WHAT IS BEING ASKED ▸ Check every line below for the word "cleaning" and copy the ones that have it.

Collected data
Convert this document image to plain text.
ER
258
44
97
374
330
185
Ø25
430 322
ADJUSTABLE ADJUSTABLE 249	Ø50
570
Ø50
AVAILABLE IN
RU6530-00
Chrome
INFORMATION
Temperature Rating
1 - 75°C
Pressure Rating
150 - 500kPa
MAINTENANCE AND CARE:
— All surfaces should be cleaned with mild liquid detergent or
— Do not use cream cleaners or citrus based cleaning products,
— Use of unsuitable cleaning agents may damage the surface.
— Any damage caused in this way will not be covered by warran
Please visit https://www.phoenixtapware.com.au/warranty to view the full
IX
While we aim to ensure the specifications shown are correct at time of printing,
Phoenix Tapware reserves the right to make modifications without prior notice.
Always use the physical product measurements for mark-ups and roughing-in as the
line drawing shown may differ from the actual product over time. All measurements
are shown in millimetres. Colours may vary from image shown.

SOLUTION TO THIS TASK ▸
— Do not use cream cleaners or citrus based cleaning products,
— Use of unsuitable cleaning agents may damage the surface.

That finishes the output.